Given records start

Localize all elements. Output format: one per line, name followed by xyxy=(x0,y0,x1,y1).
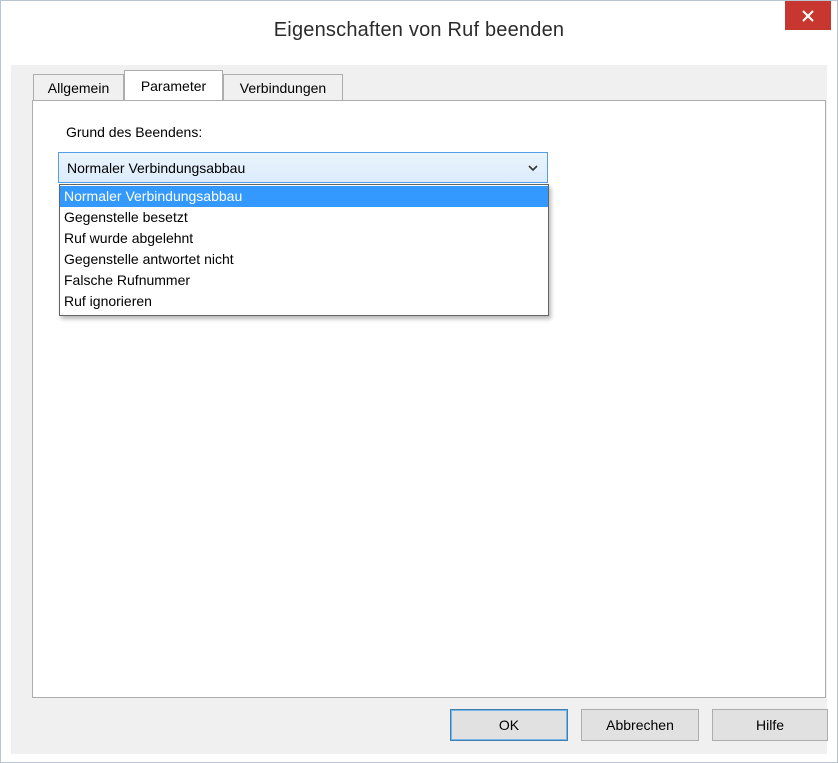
ok-button-label: OK xyxy=(498,717,520,733)
cancel-button-label: Abbrechen xyxy=(606,717,674,733)
help-button-label: Hilfe xyxy=(755,717,784,733)
window-frame-bottom xyxy=(1,754,837,762)
close-button[interactable] xyxy=(785,1,831,30)
tab-label: Parameter xyxy=(140,77,207,94)
tab-verbindungen[interactable]: Verbindungen xyxy=(223,74,343,100)
dialog-client-area: Allgemein Parameter Verbindungen Grund d… xyxy=(11,65,828,754)
dropdown-option-gegenstelle-antwortet-nicht[interactable]: Gegenstelle antwortet nicht xyxy=(60,249,548,270)
ok-button[interactable]: OK xyxy=(450,709,568,741)
window-title: Eigenschaften von Ruf beenden xyxy=(273,19,565,41)
dropdown-option-ruf-wurde-abgelehnt[interactable]: Ruf wurde abgelehnt xyxy=(60,228,548,249)
dialog-window: Eigenschaften von Ruf beenden Allgemein … xyxy=(0,0,838,763)
chevron-down-icon[interactable] xyxy=(527,162,539,174)
help-button[interactable]: Hilfe xyxy=(712,709,828,741)
tab-parameter[interactable]: Parameter xyxy=(124,70,223,100)
reason-dropdown-list: Normaler Verbindungsabbau Gegenstelle be… xyxy=(59,184,549,316)
dropdown-option-falsche-rufnummer[interactable]: Falsche Rufnummer xyxy=(60,270,548,291)
parameter-panel: Grund des Beendens: Normaler Verbindungs… xyxy=(32,100,826,698)
window-frame-right xyxy=(827,65,837,762)
tab-label: Verbindungen xyxy=(239,79,327,96)
reason-combobox[interactable]: Normaler Verbindungsabbau xyxy=(58,152,548,183)
title-bar[interactable]: Eigenschaften von Ruf beenden xyxy=(1,1,837,65)
tab-allgemein[interactable]: Allgemein xyxy=(33,74,124,100)
tab-label: Allgemein xyxy=(47,79,110,96)
dropdown-option-gegenstelle-besetzt[interactable]: Gegenstelle besetzt xyxy=(60,207,548,228)
dropdown-option-normaler-verbindungsabbau[interactable]: Normaler Verbindungsabbau xyxy=(60,186,548,207)
reason-selected-value: Normaler Verbindungsabbau xyxy=(67,160,246,176)
dropdown-option-ruf-ignorieren[interactable]: Ruf ignorieren xyxy=(60,291,548,312)
close-icon xyxy=(802,9,814,22)
window-frame-left xyxy=(1,65,11,762)
reason-label: Grund des Beendens: xyxy=(66,124,203,140)
cancel-button[interactable]: Abbrechen xyxy=(581,709,699,741)
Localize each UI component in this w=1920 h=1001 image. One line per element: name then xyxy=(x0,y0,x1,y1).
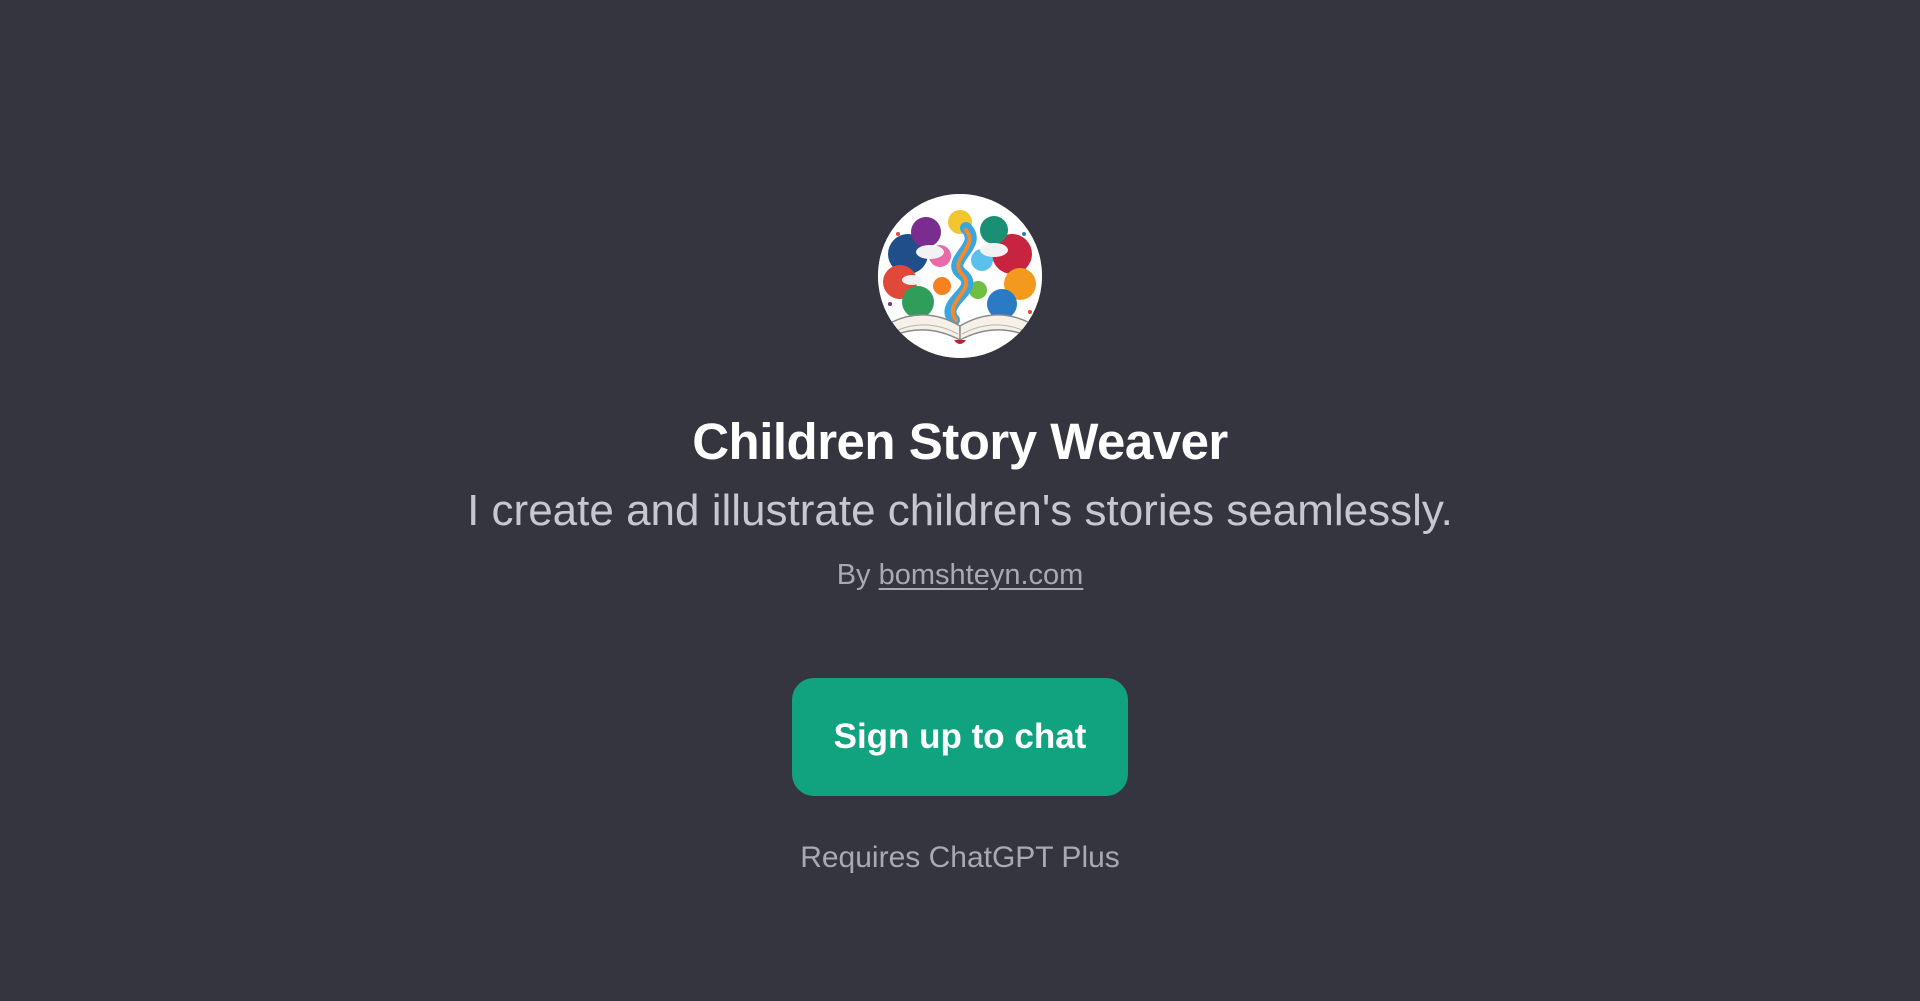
byline-prefix: By xyxy=(836,559,871,591)
gpt-landing-page: Children Story Weaver I create and illus… xyxy=(0,0,1920,1001)
gpt-avatar xyxy=(878,194,1042,358)
author-byline: By bomshteyn.com xyxy=(0,554,1920,596)
plan-requirement-note: Requires ChatGPT Plus xyxy=(800,841,1120,874)
sign-up-button[interactable]: Sign up to chat xyxy=(792,678,1128,796)
gpt-description: I create and illustrate children's stori… xyxy=(467,486,1453,535)
storybook-illustration-icon xyxy=(878,194,1042,358)
author-link[interactable]: bomshteyn.com xyxy=(879,559,1084,591)
gpt-title: Children Story Weaver xyxy=(692,413,1228,470)
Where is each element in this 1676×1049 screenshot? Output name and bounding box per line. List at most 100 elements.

Given records end

*Your goal*:
Please recast all of the data above as a Markdown table with the columns Row and Line, giving each nonblank line its own numbered row. Leave the pictures out.

*Solution*:
| Row | Line |
|---|---|
| 1 | Localize all elements. Output format: one per line, name followed by xyxy=(x0,y0,x1,y1). |
| 2 | ok-button-label: OK xyxy=(498,717,520,733) |
| 3 | cancel-button-label: Abbrechen xyxy=(606,717,674,733) |
| 4 | help-button-label: Hilfe xyxy=(755,717,784,733) |
| 5 | window-frame-bottom xyxy=(1,754,837,762) |
| 6 | close-button[interactable] xyxy=(785,1,831,30) |
| 7 | tab-label: Parameter xyxy=(140,77,207,94) |
| 8 | tab-verbindungen[interactable]: Verbindungen xyxy=(223,74,343,100) |
| 9 | dialog-client-area: Allgemein Parameter Verbindungen Grund d… xyxy=(11,65,828,754) |
| 10 | dropdown-option-gegenstelle-antwortet-nicht[interactable]: Gegenstelle antwortet nicht xyxy=(60,249,548,270) |
| 11 | ok-button[interactable]: OK xyxy=(450,709,568,741) |
| 12 | window-title: Eigenschaften von Ruf beenden xyxy=(273,19,565,41) |
| 13 | dropdown-option-ruf-wurde-abgelehnt[interactable]: Ruf wurde abgelehnt xyxy=(60,228,548,249) |
| 14 | dialog-window: Eigenschaften von Ruf beenden Allgemein … xyxy=(0,0,838,763) |
| 15 | chevron-down-icon[interactable] xyxy=(527,162,539,174) |
| 16 | help-button[interactable]: Hilfe xyxy=(712,709,828,741) |
| 17 | tab-parameter[interactable]: Parameter xyxy=(124,70,223,100) |
| 18 | reason-dropdown-list: Normaler Verbindungsabbau Gegenstelle be… xyxy=(59,184,549,316) |
| 19 | dropdown-option-falsche-rufnummer[interactable]: Falsche Rufnummer xyxy=(60,270,548,291) |
| 20 | parameter-panel: Grund des Beendens: Normaler Verbindungs… xyxy=(32,100,826,698) |
| 21 | window-frame-right xyxy=(827,65,837,762) |
| 22 | tab-label: Verbindungen xyxy=(239,79,327,96) |
| 23 | reason-combobox[interactable]: Normaler Verbindungsabbau xyxy=(58,152,548,183) |
| 24 | title-bar[interactable]: Eigenschaften von Ruf beenden xyxy=(1,1,837,65) |
| 25 | tab-allgemein[interactable]: Allgemein xyxy=(33,74,124,100) |
| 26 | tab-label: Allgemein xyxy=(47,79,110,96) |
| 27 | dropdown-option-gegenstelle-besetzt[interactable]: Gegenstelle besetzt xyxy=(60,207,548,228) |
| 28 | dropdown-option-normaler-verbindungsabbau[interactable]: Normaler Verbindungsabbau xyxy=(60,186,548,207) |
| 29 | reason-selected-value: Normaler Verbindungsabbau xyxy=(67,160,246,176) |
| 30 | dropdown-option-ruf-ignorieren[interactable]: Ruf ignorieren xyxy=(60,291,548,312) |
| 31 | close-icon xyxy=(802,9,814,22) |
| 32 | window-frame-left xyxy=(1,65,11,762) |
| 33 | reason-label: Grund des Beendens: xyxy=(66,124,203,140) |
| 34 | cancel-button[interactable]: Abbrechen xyxy=(581,709,699,741) |
| 35 | Localize each UI component in this w=1920 h=1001 image. One line per element: name then xyxy=(x0,y0,x1,y1). |
| 36 | byline-prefix: By xyxy=(836,559,871,591) |
| 37 | gpt-landing-page: Children Story Weaver I create and illus… xyxy=(0,0,1920,1001) |
| 38 | gpt-avatar xyxy=(878,194,1042,358) |
| 39 | author-byline: By bomshteyn.com xyxy=(0,554,1920,596) |
| 40 | plan-requirement-note: Requires ChatGPT Plus xyxy=(800,841,1120,874) |
| 41 | sign-up-button[interactable]: Sign up to chat xyxy=(792,678,1128,796) |
| 42 | gpt-description: I create and illustrate children's stori… xyxy=(467,486,1453,535) |
| 43 | storybook-illustration-icon xyxy=(878,194,1042,358) |
| 44 | author-link[interactable]: bomshteyn.com xyxy=(879,559,1084,591) |
| 45 | gpt-title: Children Story Weaver xyxy=(692,413,1228,470) |
| 46 | Where is each element in this 1676×1049 screenshot? Output name and bounding box per line. List at most 100 elements. |